SET PROBLEM:
How many lines hold the string "Weekly"? Reply with the number alone.

Entries with figure data
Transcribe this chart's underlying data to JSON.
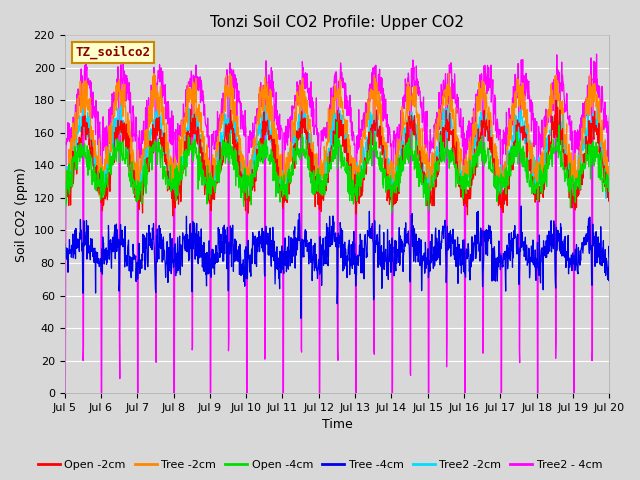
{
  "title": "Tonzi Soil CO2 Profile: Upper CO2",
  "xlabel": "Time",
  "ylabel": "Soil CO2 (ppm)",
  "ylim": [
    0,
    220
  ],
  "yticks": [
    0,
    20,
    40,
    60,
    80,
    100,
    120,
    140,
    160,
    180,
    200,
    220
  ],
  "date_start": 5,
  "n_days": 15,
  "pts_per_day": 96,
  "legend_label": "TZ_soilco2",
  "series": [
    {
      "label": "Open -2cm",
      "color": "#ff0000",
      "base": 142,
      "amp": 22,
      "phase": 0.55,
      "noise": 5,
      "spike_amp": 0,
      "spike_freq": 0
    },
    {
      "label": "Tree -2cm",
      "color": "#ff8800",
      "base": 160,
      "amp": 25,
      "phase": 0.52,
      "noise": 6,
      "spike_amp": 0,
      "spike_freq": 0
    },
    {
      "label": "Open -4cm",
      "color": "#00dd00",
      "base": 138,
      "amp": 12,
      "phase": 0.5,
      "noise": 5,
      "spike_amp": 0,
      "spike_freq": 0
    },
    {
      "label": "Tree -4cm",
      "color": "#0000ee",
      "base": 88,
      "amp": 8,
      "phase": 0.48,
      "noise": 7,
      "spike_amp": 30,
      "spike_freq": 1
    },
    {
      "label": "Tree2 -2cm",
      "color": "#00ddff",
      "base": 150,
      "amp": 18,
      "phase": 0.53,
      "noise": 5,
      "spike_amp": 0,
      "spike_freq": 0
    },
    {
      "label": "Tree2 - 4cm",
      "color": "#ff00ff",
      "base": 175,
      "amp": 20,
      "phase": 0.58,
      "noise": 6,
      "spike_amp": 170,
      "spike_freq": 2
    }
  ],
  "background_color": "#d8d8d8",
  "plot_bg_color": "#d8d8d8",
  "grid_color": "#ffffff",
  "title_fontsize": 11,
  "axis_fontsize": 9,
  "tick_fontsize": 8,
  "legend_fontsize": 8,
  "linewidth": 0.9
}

---

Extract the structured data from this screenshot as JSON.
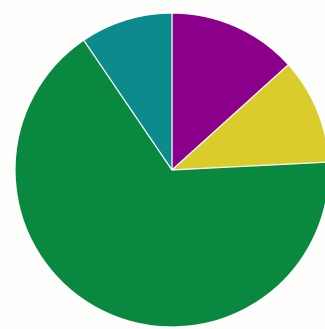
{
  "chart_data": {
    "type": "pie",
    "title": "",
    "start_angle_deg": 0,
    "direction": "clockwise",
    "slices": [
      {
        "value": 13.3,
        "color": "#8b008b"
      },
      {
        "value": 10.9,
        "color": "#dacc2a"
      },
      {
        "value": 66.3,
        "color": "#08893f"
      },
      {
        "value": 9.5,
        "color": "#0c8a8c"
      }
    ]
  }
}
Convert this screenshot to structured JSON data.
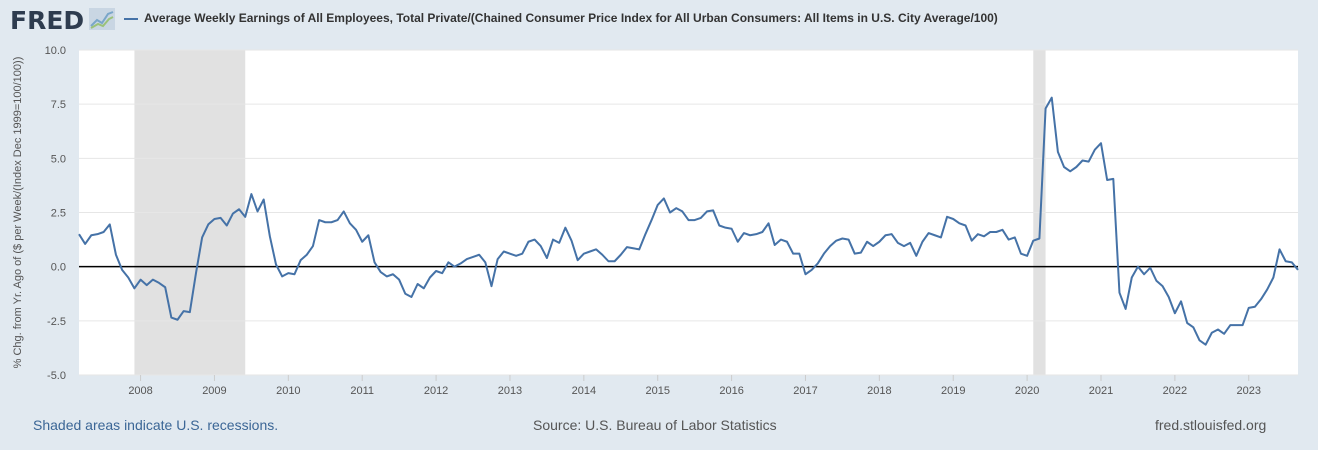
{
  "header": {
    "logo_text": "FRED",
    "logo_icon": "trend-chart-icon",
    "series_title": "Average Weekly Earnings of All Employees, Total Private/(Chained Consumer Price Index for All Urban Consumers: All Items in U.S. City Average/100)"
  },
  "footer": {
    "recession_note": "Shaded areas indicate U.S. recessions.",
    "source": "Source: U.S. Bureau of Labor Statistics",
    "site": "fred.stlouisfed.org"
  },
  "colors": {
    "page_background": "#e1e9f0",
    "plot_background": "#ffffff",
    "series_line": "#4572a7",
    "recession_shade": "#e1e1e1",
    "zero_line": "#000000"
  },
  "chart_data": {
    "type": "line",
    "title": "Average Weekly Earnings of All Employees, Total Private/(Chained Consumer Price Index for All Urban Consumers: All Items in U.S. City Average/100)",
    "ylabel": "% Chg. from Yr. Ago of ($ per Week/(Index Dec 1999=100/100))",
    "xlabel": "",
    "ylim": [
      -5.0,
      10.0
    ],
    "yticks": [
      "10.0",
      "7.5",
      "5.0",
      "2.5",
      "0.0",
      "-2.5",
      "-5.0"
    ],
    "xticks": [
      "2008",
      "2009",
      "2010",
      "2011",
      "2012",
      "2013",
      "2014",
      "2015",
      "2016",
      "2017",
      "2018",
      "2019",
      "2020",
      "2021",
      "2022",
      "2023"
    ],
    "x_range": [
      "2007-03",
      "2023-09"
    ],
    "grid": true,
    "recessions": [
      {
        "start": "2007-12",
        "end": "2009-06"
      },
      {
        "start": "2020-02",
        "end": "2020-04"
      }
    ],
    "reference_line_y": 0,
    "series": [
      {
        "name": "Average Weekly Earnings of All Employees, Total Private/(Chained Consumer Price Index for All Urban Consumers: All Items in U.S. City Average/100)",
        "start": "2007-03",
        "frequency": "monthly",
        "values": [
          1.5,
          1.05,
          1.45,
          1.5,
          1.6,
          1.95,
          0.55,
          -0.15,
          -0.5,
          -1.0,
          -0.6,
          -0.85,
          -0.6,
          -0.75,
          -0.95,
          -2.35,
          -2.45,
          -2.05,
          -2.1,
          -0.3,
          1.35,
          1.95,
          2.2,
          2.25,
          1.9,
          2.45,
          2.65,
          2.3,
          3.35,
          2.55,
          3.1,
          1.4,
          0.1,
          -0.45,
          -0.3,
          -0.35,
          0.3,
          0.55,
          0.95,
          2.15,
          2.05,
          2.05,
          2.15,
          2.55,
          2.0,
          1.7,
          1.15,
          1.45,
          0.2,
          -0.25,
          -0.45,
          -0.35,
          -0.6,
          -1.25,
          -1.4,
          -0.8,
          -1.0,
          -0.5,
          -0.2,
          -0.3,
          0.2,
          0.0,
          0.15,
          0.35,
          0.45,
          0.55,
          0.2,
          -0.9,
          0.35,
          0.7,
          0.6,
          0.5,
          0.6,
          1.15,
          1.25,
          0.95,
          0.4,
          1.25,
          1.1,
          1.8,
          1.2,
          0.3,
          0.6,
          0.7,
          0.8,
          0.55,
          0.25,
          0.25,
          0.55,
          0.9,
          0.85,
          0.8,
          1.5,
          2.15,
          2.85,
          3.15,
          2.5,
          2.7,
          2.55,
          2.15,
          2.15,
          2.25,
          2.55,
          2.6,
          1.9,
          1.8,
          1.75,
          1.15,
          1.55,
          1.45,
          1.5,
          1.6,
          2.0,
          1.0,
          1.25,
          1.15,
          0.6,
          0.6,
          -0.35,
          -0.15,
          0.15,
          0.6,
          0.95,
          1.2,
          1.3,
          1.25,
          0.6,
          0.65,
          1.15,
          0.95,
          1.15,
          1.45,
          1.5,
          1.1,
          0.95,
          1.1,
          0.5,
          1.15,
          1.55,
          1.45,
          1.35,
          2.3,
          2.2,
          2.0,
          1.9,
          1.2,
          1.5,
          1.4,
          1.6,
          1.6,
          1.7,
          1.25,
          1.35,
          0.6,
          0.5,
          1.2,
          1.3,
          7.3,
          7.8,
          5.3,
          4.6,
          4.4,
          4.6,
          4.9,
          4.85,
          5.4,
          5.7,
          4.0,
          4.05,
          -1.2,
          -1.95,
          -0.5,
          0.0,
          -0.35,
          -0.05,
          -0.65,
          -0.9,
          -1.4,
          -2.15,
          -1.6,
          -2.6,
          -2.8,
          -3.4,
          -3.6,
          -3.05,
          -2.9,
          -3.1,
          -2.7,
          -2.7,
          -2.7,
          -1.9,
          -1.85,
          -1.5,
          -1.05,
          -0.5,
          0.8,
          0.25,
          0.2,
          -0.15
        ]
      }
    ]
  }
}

==

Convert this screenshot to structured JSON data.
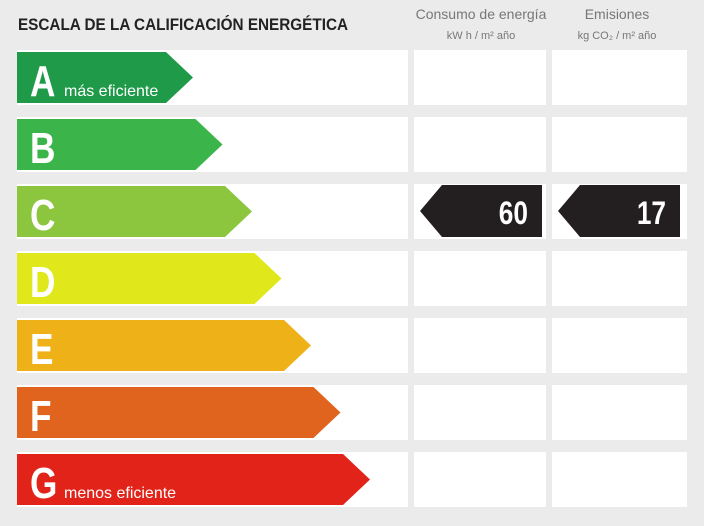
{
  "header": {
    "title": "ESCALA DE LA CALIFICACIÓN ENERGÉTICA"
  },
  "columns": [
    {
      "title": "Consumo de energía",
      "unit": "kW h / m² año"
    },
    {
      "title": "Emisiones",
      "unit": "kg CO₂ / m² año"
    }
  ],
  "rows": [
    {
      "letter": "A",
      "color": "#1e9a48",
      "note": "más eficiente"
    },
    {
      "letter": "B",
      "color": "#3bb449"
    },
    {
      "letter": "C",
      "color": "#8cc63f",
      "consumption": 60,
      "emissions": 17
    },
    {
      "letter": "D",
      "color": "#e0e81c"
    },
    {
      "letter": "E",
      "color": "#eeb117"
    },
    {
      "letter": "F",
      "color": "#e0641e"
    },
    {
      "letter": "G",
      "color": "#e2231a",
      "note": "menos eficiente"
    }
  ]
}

RESPONSE TO THE TASK:
3